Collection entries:
#####

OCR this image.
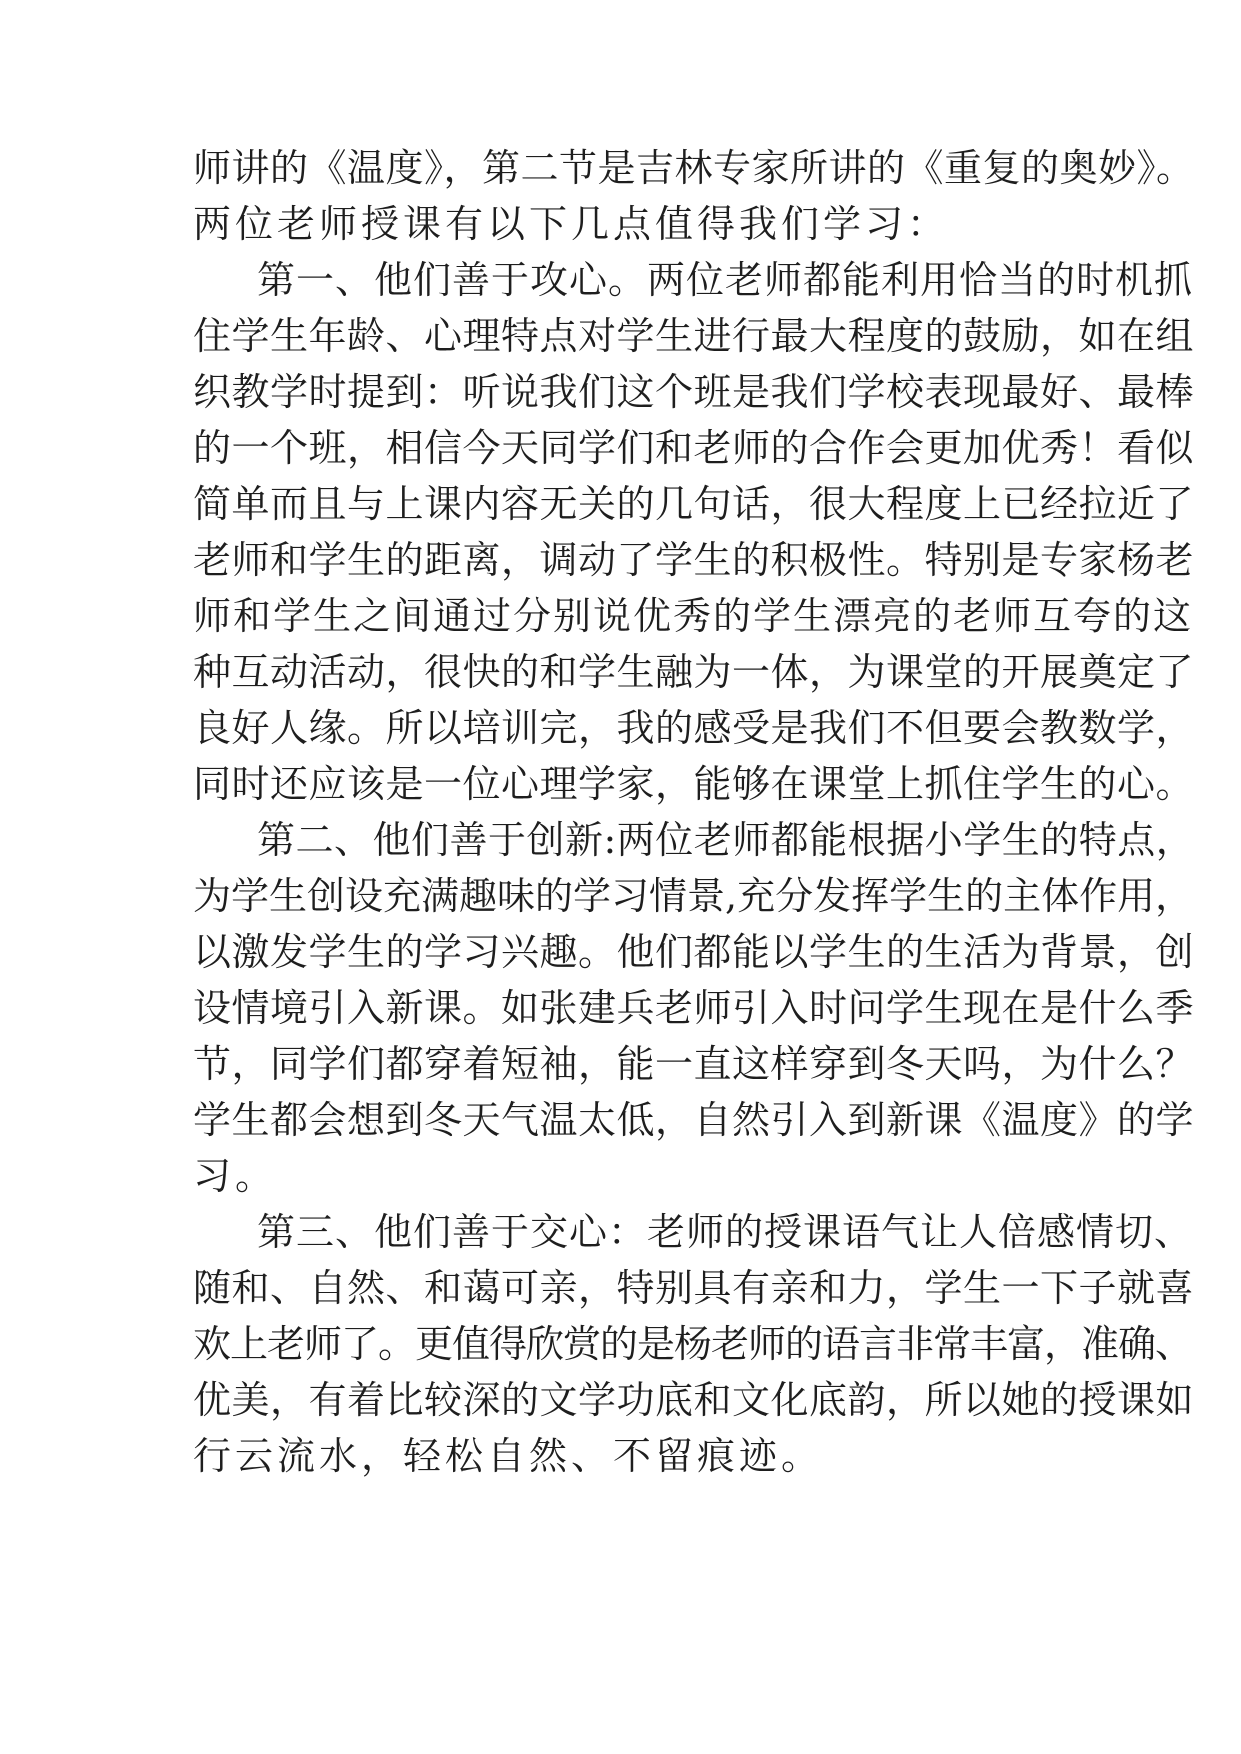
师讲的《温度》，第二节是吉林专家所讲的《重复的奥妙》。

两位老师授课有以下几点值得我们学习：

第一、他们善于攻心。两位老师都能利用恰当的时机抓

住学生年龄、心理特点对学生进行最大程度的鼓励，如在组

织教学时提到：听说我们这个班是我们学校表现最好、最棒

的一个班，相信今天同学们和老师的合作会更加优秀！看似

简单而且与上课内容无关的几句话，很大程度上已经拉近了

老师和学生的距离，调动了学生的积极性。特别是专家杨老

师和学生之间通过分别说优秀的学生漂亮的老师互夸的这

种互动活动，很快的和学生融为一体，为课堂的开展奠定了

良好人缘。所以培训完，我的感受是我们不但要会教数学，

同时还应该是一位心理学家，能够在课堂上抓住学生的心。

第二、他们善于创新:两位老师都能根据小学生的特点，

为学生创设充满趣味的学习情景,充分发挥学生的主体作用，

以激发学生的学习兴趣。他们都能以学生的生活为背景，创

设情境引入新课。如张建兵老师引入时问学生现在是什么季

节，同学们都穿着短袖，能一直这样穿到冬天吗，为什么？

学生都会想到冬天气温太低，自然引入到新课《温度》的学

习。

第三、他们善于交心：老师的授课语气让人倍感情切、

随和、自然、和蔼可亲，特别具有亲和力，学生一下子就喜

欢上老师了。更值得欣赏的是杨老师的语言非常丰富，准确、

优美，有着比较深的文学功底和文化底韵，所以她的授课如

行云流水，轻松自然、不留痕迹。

#####

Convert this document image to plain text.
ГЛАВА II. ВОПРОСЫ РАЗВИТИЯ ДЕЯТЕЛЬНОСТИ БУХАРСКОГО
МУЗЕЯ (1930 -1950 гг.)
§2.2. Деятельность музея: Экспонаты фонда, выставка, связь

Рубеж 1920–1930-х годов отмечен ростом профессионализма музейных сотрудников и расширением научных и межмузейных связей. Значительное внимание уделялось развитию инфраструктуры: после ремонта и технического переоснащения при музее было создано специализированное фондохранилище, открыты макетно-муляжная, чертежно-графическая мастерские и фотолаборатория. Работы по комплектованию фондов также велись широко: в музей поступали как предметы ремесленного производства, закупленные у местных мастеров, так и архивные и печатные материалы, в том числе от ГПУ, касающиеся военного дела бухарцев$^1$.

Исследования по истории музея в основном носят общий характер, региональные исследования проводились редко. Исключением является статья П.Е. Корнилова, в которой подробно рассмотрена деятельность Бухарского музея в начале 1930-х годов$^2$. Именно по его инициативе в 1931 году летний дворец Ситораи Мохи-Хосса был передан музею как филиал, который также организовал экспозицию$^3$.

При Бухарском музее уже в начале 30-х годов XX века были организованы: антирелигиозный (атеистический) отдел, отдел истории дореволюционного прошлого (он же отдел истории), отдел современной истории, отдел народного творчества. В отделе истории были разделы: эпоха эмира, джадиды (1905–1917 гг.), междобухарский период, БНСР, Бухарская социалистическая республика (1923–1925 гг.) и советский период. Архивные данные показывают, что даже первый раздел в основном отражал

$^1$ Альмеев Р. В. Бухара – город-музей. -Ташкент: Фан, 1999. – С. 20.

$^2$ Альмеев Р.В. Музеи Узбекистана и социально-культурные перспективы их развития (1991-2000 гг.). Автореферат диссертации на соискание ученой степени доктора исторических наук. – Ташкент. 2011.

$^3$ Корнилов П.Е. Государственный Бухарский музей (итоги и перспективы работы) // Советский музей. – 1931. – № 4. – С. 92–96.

#####

Check every line for "Альмеев" and show the ones that have it.

ANSWER TO THIS TASK:
$^1$ Альмеев Р. В. Бухара – город-музей. -Ташкент: Фан, 1999. – С. 20.
$^2$ Альмеев Р.В. Музеи Узбекистана и социально-культурные перспективы их развития (1991-2000 гг.). Автореферат диссертации на соискание ученой степени доктора исторических наук. – Ташкент. 2011.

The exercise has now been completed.